-- begin Exercise inputs --

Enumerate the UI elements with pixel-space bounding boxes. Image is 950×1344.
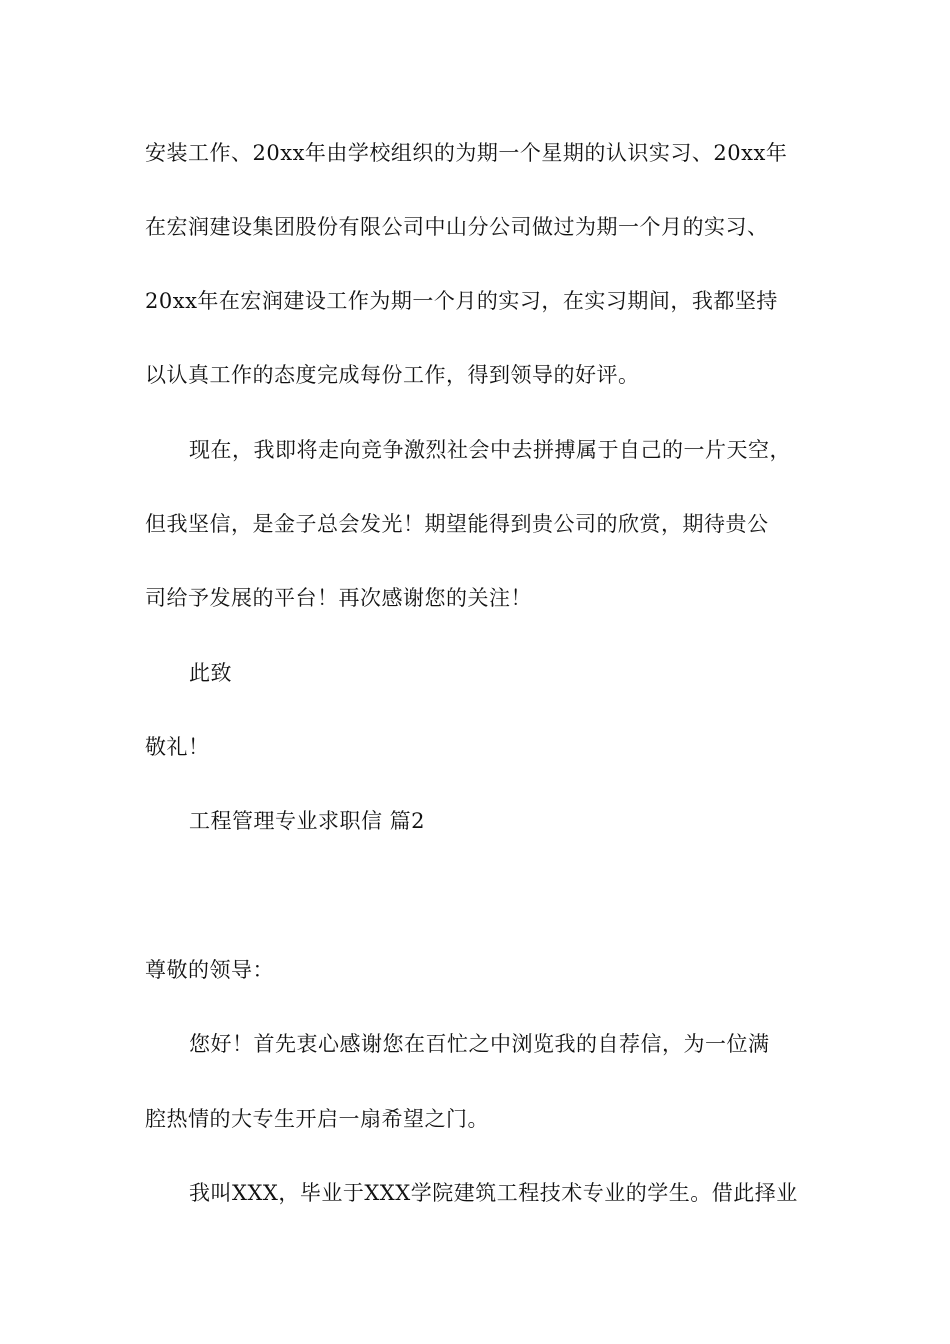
paragraph-line: 您好！首先衷心感谢您在百忙之中浏览我的自荐信，为一位满 — [189, 1032, 770, 1056]
paragraph-line: 司给予发展的平台！再次感谢您的关注！ — [145, 586, 532, 610]
paragraph-line: 安装工作、20xx年由学校组织的为期一个星期的认识实习、20xx年 — [145, 141, 788, 165]
paragraph-line: 但我坚信，是金子总会发光！期望能得到贵公司的欣赏，期待贵公 — [145, 512, 769, 536]
closing-regards: 敬礼！ — [145, 735, 210, 759]
paragraph-line: 在宏润建设集团股份有限公司中山分公司做过为期一个月的实习、 — [145, 215, 769, 239]
paragraph-line: 20xx年在宏润建设工作为期一个月的实习，在实习期间，我都坚持 — [145, 289, 778, 313]
paragraph-line: 腔热情的大专生开启一扇希望之门。 — [145, 1107, 489, 1131]
greeting: 尊敬的领导： — [145, 958, 274, 982]
paragraph-line: 现在，我即将走向竞争激烈社会中去拼搏属于自己的一片天空， — [189, 438, 791, 462]
section-heading: 工程管理专业求职信 篇2 — [189, 809, 426, 833]
closing-salutation: 此致 — [189, 661, 232, 685]
paragraph-line: 我叫XXX，毕业于XXX学院建筑工程技术专业的学生。借此择业 — [189, 1181, 798, 1205]
paragraph-line: 以认真工作的态度完成每份工作，得到领导的好评。 — [145, 363, 640, 387]
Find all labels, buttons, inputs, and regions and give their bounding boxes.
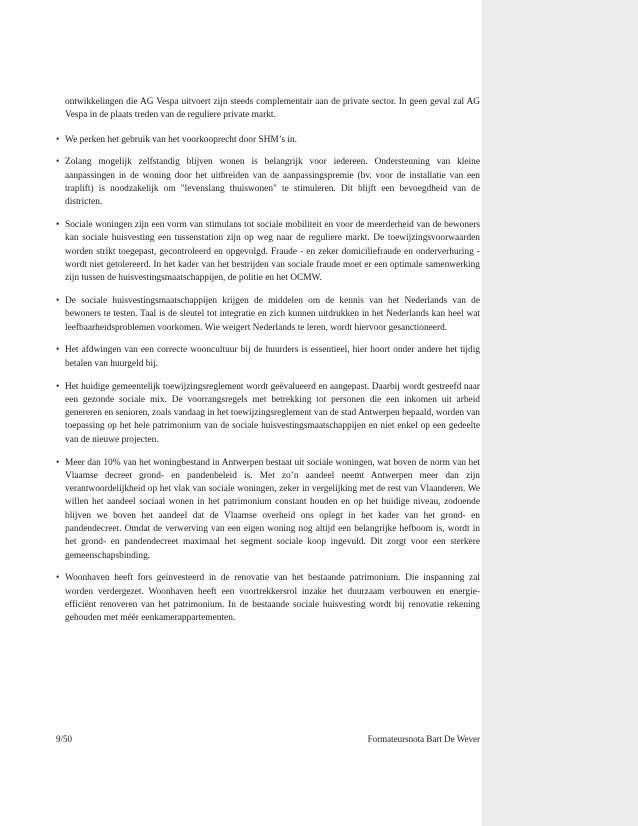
- list-item-text: Meer dan 10% van het woningbestand in Antwerpen bestaat uit sociale woningen, wat boven de norm van het Vlaamse decreet grond- en pandenbeleid is. Met zo’n aandeel neemt Antwerpen meer dan zijn verantwoordelijkheid op het vlak van sociale woningen, zeker in vergelijking met de rest van Vlaanderen. We willen het aandeel sociaal wonen in het patrimonium constant houden en op het huidige niveau, zodoende blijven we boven het aandeel dat de Vlaamse overheid ons oplegt in het kader van het grond- en pandendecreet. Omdat de verwerving van een eigen woning nog altijd een belangrijke hefboom is, wordt in het grond- en pandendecreet maximaal het segment sociale koop ingevuld. Dit zorgt voor een sterkere gemeenschapsbinding.: [65, 457, 480, 561]
- bullet: •: [56, 220, 60, 231]
- list-item: [56, 344, 480, 371]
- page-number: 9/50: [56, 734, 73, 744]
- list-item-text: Woonhaven heeft fors geïnvesteerd in de renovatie van het bestaande patrimonium. Die inspanning zal worden verdergezet. Woonhaven heeft een voortrekkersrol inzake het duurzaam verbouwen en energie-efficiënt renoveren van het patrimonium. In de bestaande sociale huisvesting wordt bij renovatie rekening gehouden met méér eenkamerappartementen.: [65, 573, 480, 624]
- list-item: [56, 134, 480, 147]
- comment-margin-panel: [482, 0, 638, 826]
- bullet: •: [56, 573, 60, 584]
- bullet: •: [56, 381, 60, 392]
- list-item: [56, 295, 480, 335]
- bullet: •: [56, 134, 60, 145]
- bullet: •: [56, 457, 60, 468]
- list-item: [56, 572, 480, 625]
- bullet: •: [56, 157, 60, 168]
- list-item-text: We perken het gebruik van het voorkooprecht door SHM’s in.: [65, 134, 298, 145]
- list-item: [56, 457, 480, 563]
- list-item-text: Sociale woningen zijn een vorm van stimulans tot sociale mobiliteit en voor de meerderheid van de bewoners kan sociale huisvesting een tussenstation zijn op weg naar de reguliere markt. De toewijzingsvoorwaarden worden strikt toegepast, gecontroleerd en opgevolgd. Fraude - en zeker domiciliefraude en onderverhuring - wordt niet getolereerd. In het kader van het bestrijden van sociale fraude moet er een optimale samenwerking zijn tussen de huisvestingsmaatschappijen, de politie en het OCMW.: [65, 220, 480, 284]
- list-item: [56, 156, 480, 209]
- document-title: Formateursnota Bart De Wever: [367, 734, 480, 744]
- bullet: •: [56, 345, 60, 356]
- list-item: [56, 381, 480, 447]
- list-item-text: Zolang mogelijk zelfstandig blijven wonen is belangrijk voor iedereen. Ondersteuning van kleine aanpassingen in de woning door het uitbreiden van de aanpassingspremie (bv. voor de installatie van een traplift) is noodzakelijk om "levenslang thuiswonen" te stimuleren. Dit blijft een bevoegdheid van de districten.: [65, 157, 480, 208]
- bullet: •: [56, 296, 60, 307]
- list-item: [56, 219, 480, 285]
- list-item-text: Het huidige gemeentelijk toewijzingsreglement wordt geëvalueerd en aangepast. Daarbij wordt gestreefd naar een gezonde sociale mix. De voorrangsregels met betrekking tot personen die een inkomen uit arbeid genereren en senioren, zoals vandaag in het toewijzingsreglement van de stad Antwerpen bepaald, worden van toepassing op het hele patrimonium van de sociale huisvestingsmaatschappijen en niet enkel op een gedeelte van de nieuwe projecten.: [65, 381, 480, 445]
- document-body: [56, 96, 480, 635]
- list-item-text: De sociale huisvestingsmaatschappijen krijgen de middelen om de kennis van het Nederlands van de bewoners te testen. Taal is de sleutel tot integratie en zich kunnen uitdrukken in het Nederlands kan heel wat leefbaarheidsproblemen voorkomen. Wie weigert Nederlands te leren, wordt hiervoor gesanctioneerd.: [65, 296, 480, 333]
- page-footer: [56, 734, 480, 744]
- continuation-paragraph: ontwikkelingen die AG Vespa uitvoert zijn steeds complementair aan de private sector. In geen geval zal AG Vespa in de plaats treden van de reguliere private markt.: [65, 97, 480, 121]
- list-item-text: Het afdwingen van een correcte wooncultuur bij de huurders is essentieel, hier hoort onder andere het tijdig betalen van huurgeld bij.: [65, 345, 480, 369]
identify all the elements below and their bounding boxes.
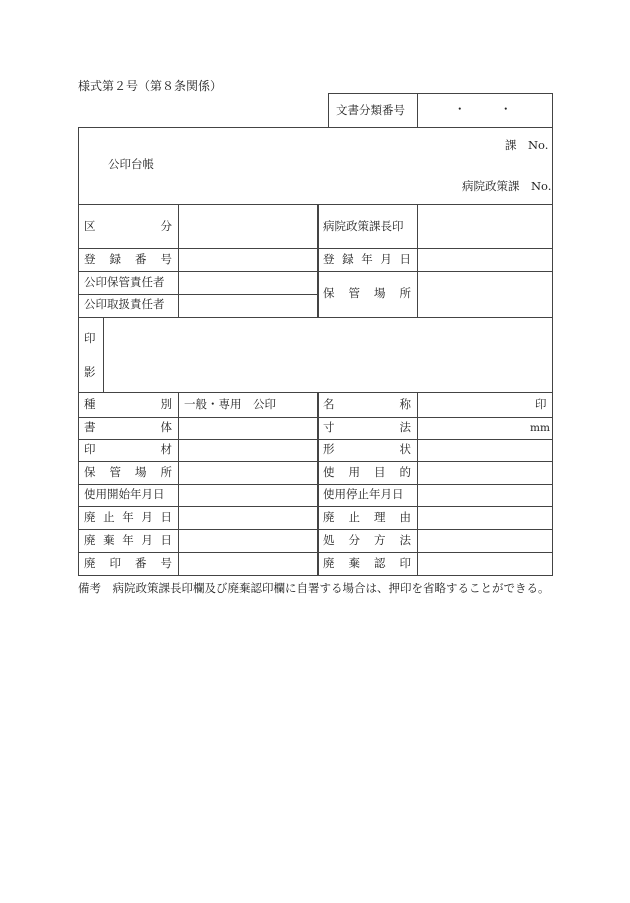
reg-no-label: 登 録 番 号 [84, 252, 172, 266]
note: 備考 病院政策課長印欄及び廃棄認印欄に自署する場合は、押印を省略することができる。 [78, 581, 550, 595]
discard-date-label: 廃 棄 年 月 日 [84, 533, 172, 547]
keeper-label: 公印保管責任者 [84, 275, 165, 289]
storage-label: 保 管 場 所 [84, 465, 172, 479]
name-unit: 印 [535, 397, 547, 411]
category-label: 区 分 [84, 219, 172, 233]
shape-label: 形 状 [323, 442, 411, 456]
abolish-date-label: 廃 止 年 月 日 [84, 510, 172, 524]
dept-number[interactable]: 課 No. [505, 138, 549, 152]
storage-label-top: 保 管 場 所 [323, 286, 411, 300]
material-label: 印 材 [84, 442, 172, 456]
abolish-no-label: 廃 印 番 号 [84, 556, 172, 570]
use-stop-label: 使用停止年月日 [323, 487, 404, 501]
size-label: 寸 法 [323, 420, 411, 434]
reg-date-label: 登 録 年 月 日 [323, 252, 411, 266]
disposal-label: 処 分 方 法 [323, 533, 411, 547]
size-unit: mm [530, 422, 550, 434]
purpose-label: 使 用 目 的 [323, 465, 411, 479]
script-label: 書 体 [84, 420, 172, 434]
impression-label-1: 印 [84, 331, 96, 345]
director-seal-label: 病院政策課長印 [323, 219, 404, 233]
doc-class-label: 文書分類番号 [336, 103, 405, 117]
type-label: 種 別 [84, 397, 172, 411]
abolish-reason-label: 廃 止 理 由 [323, 510, 411, 524]
impression-label-2: 影 [84, 365, 96, 379]
doc-class-value[interactable]: ・ ・ [454, 102, 512, 116]
ledger-title: 公印台帳 [108, 157, 154, 171]
handler-label: 公印取扱責任者 [84, 297, 165, 311]
type-value[interactable]: 一般・専用 公印 [184, 397, 276, 411]
discard-seal-label: 廃 棄 認 印 [323, 556, 411, 570]
form-title: 様式第２号（第８条関係） [78, 79, 223, 93]
name-label: 名 称 [323, 397, 411, 411]
hospital-number[interactable]: 病院政策課 No. [462, 179, 552, 193]
use-start-label: 使用開始年月日 [84, 487, 165, 501]
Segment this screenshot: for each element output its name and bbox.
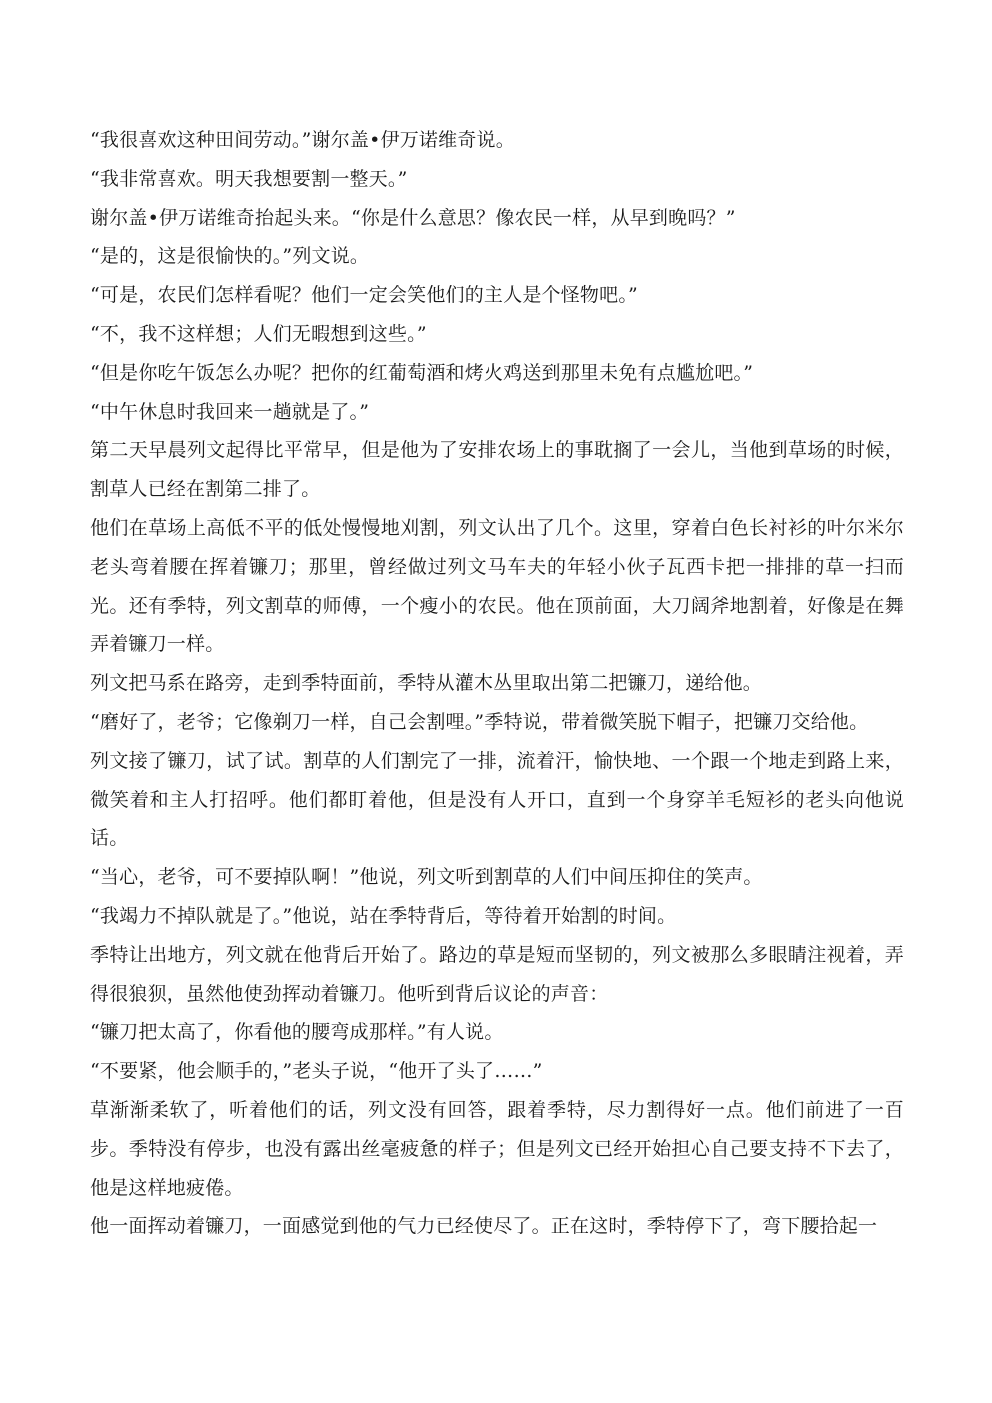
paragraph-12: “磨好了，老爷；它像剃刀一样，自己会割哩。”季特说，带着微笑脱下帽子，把镰刀交给他。	[90, 710, 869, 733]
paragraph-1: “我很喜欢这种田间劳动。”谢尔盖•伊万诺维奇说。	[90, 129, 515, 151]
paragraph-5: “可是，农民们怎样看呢？他们一定会笑他们的主人是个怪物吧。”	[90, 284, 638, 307]
paragraph-15: “我竭力不掉队就是了。”他说，站在季特背后，等待着开始割的时间。	[90, 904, 677, 927]
paragraph-17: “镰刀把太高了，你看他的腰弯成那样。”有人说。	[90, 1021, 504, 1044]
paragraph-3: 谢尔盖•伊万诺维奇抬起头来。“你是什么意思？像农民一样，从早到晚吗？”	[90, 206, 736, 229]
paragraph-6: “不，我不这样想；人们无暇想到这些。”	[90, 322, 427, 345]
document-body	[90, 121, 904, 1246]
paragraph-13: 列文接了镰刀，试了试。割草的人们割完了一排，流着汗，愉快地、一个跟一个地走到路上来，微笑着和主人打招呼。他们都盯着他，但是没有人开口，直到一个身穿羊毛短衫的老头向他说话。	[90, 749, 904, 850]
paragraph-11: 列文把马系在路旁，走到季特面前，季特从灌木丛里取出第二把镰刀，递给他。	[90, 672, 763, 695]
paragraph-20: 他一面挥动着镰刀，一面感觉到他的气力已经使尽了。正在这时，季特停下了，弯下腰拾起一	[90, 1215, 878, 1238]
paragraph-2: “我非常喜欢。明天我想要割一整天。”	[90, 167, 408, 190]
paragraph-14: “当心，老爷，可不要掉队啊！”他说，列文听到割草的人们中间压抑住的笑声。	[90, 866, 763, 889]
paragraph-4: “是的，这是很愉快的。”列文说。	[90, 245, 370, 268]
paragraph-7: “但是你吃午饭怎么办呢？把你的红葡萄酒和烤火鸡送到那里未免有点尴尬吧。”	[90, 361, 754, 384]
paragraph-19: 草渐渐柔软了，听着他们的话，列文没有回答，跟着季特，尽力割得好一点。他们前进了一百步。季特没有停步，也没有露出丝毫疲惫的样子；但是列文已经开始担心自己要支持不下去了，他是这样地疲倦。	[90, 1098, 904, 1199]
paragraph-16: 季特让出地方，列文就在他背后开始了。路边的草是短而坚韧的，列文被那么多眼睛注视着，弄得很狼狈，虽然他使劲挥动着镰刀。他听到背后议论的声音：	[90, 943, 904, 1005]
paragraph-10: 他们在草场上高低不平的低处慢慢地刈割，列文认出了几个。这里，穿着白色长衬衫的叶尔米尔老头弯着腰在挥着镰刀；那里，曾经做过列文马车夫的年轻小伙子瓦西卡把一排排的草一扫而光。还有季特，列文割草的师傅，一个瘦小的农民。他在顶前面，大刀阔斧地割着，好像是在舞弄着镰刀一样。	[90, 516, 904, 656]
paragraph-9: 第二天早晨列文起得比平常早，但是他为了安排农场上的事耽搁了一会儿，当他到草场的时候，割草人已经在割第二排了。	[90, 439, 904, 501]
paragraph-8: “中午休息时我回来一趟就是了。”	[90, 400, 370, 423]
paragraph-18: “不要紧，他会顺手的，”老头子说，“他开了头了……”	[90, 1060, 543, 1083]
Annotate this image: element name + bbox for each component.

-- end Exercise inputs --

> _What to work on_
Please rewrite the records from the line with "reg-no-label: 登 録 番 号 [84, 252, 172, 266]" up to and including the line with "abolish-date-label: 廃 止", renaming "discard-date-label" to "disposal-date-label" and leaving everything else unchanged.

> _Exercise response_
reg-no-label: 登 録 番 号 [84, 252, 172, 266]
note: 備考 病院政策課長印欄及び廃棄認印欄に自署する場合は、押印を省略することができる。 [78, 581, 550, 595]
disposal-date-label: 廃 棄 年 月 日 [84, 533, 172, 547]
keeper-label: 公印保管責任者 [84, 275, 165, 289]
storage-label: 保 管 場 所 [84, 465, 172, 479]
name-unit: 印 [535, 397, 547, 411]
category-label: 区 分 [84, 219, 172, 233]
shape-label: 形 状 [323, 442, 411, 456]
abolish-date-label: 廃 止 年 月 日 [84, 510, 172, 524]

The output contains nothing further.